## DO THIS
Restate the listing that follows word for word, without its pictures.

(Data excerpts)
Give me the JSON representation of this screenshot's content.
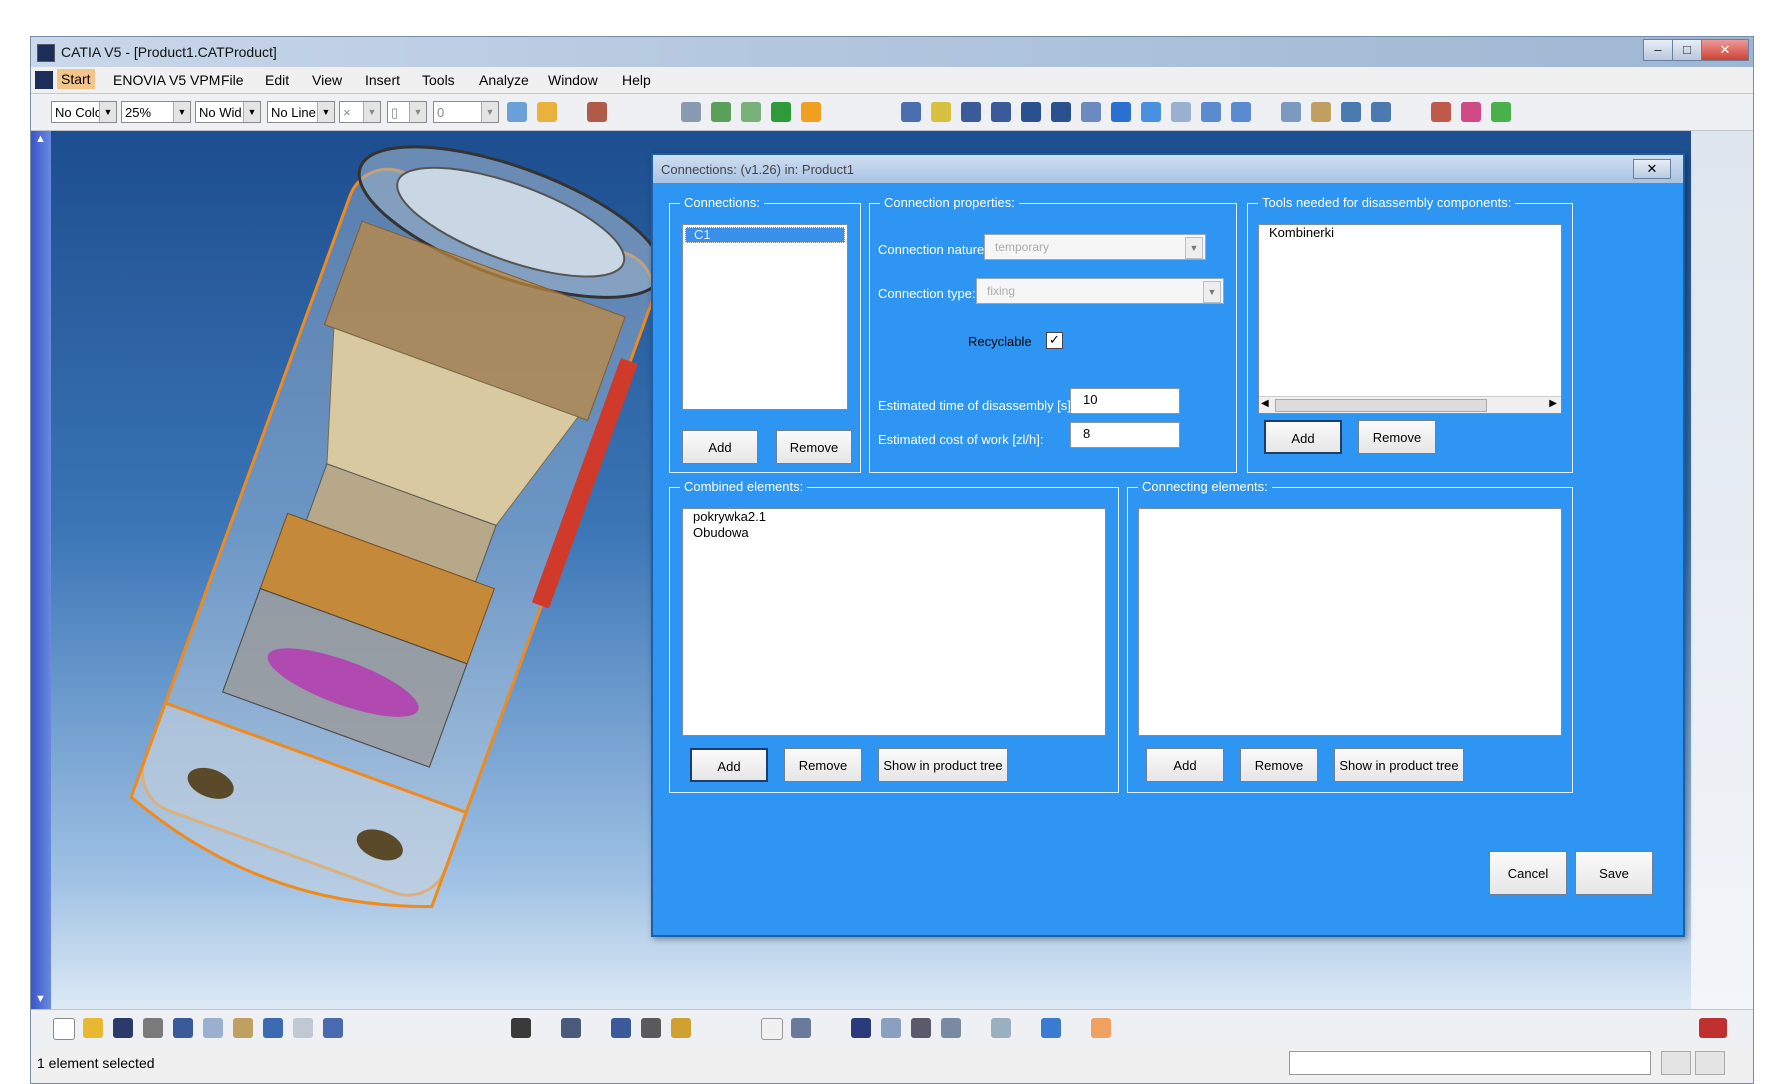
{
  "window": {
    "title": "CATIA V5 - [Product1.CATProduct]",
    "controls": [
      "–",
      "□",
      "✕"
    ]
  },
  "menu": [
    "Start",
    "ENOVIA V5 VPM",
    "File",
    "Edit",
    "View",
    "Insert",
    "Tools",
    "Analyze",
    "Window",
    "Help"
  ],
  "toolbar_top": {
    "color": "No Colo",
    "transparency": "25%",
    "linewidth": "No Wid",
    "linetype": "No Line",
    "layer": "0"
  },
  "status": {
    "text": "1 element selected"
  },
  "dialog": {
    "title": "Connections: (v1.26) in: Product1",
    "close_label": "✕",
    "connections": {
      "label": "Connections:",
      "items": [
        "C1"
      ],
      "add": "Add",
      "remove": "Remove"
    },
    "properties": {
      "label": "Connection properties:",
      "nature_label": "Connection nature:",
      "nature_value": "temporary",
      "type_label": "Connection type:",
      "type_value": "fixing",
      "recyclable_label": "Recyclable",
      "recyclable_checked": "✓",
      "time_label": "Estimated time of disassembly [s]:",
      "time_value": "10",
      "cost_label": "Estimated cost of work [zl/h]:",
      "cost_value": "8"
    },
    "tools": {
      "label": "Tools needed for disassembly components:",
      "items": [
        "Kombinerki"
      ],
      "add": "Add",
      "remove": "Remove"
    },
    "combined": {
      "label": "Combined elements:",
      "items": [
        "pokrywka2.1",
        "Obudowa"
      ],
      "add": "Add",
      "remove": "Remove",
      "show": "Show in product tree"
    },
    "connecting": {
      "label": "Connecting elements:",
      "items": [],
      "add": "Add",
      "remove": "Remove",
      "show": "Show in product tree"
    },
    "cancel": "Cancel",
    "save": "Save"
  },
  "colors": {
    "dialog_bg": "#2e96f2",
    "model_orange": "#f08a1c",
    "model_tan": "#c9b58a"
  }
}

## RESULT OF THE TASK
Give me the JSON representation of this screenshot's content.
{
  "window": {
    "title": "CATIA V5 - [Product1.CATProduct]",
    "controls": [
      "–",
      "□",
      "✕"
    ]
  },
  "menu": [
    "Start",
    "ENOVIA V5 VPM",
    "File",
    "Edit",
    "View",
    "Insert",
    "Tools",
    "Analyze",
    "Window",
    "Help"
  ],
  "toolbar_top": {
    "color": "No Colo",
    "transparency": "25%",
    "linewidth": "No Wid",
    "linetype": "No Line",
    "layer": "0"
  },
  "status": {
    "text": "1 element selected"
  },
  "dialog": {
    "title": "Connections: (v1.26) in: Product1",
    "close_label": "✕",
    "connections": {
      "label": "Connections:",
      "items": [
        "C1"
      ],
      "add": "Add",
      "remove": "Remove"
    },
    "properties": {
      "label": "Connection properties:",
      "nature_label": "Connection nature:",
      "nature_value": "temporary",
      "type_label": "Connection type:",
      "type_value": "fixing",
      "recyclable_label": "Recyclable",
      "recyclable_checked": "✓",
      "time_label": "Estimated time of disassembly [s]:",
      "time_value": "10",
      "cost_label": "Estimated cost of work [zl/h]:",
      "cost_value": "8"
    },
    "tools": {
      "label": "Tools needed for disassembly components:",
      "items": [
        "Kombinerki"
      ],
      "add": "Add",
      "remove": "Remove"
    },
    "combined": {
      "label": "Combined elements:",
      "items": [
        "pokrywka2.1",
        "Obudowa"
      ],
      "add": "Add",
      "remove": "Remove",
      "show": "Show in product tree"
    },
    "connecting": {
      "label": "Connecting elements:",
      "items": [],
      "add": "Add",
      "remove": "Remove",
      "show": "Show in product tree"
    },
    "cancel": "Cancel",
    "save": "Save"
  },
  "colors": {
    "dialog_bg": "#2e96f2",
    "model_orange": "#f08a1c",
    "model_tan": "#c9b58a"
  }
}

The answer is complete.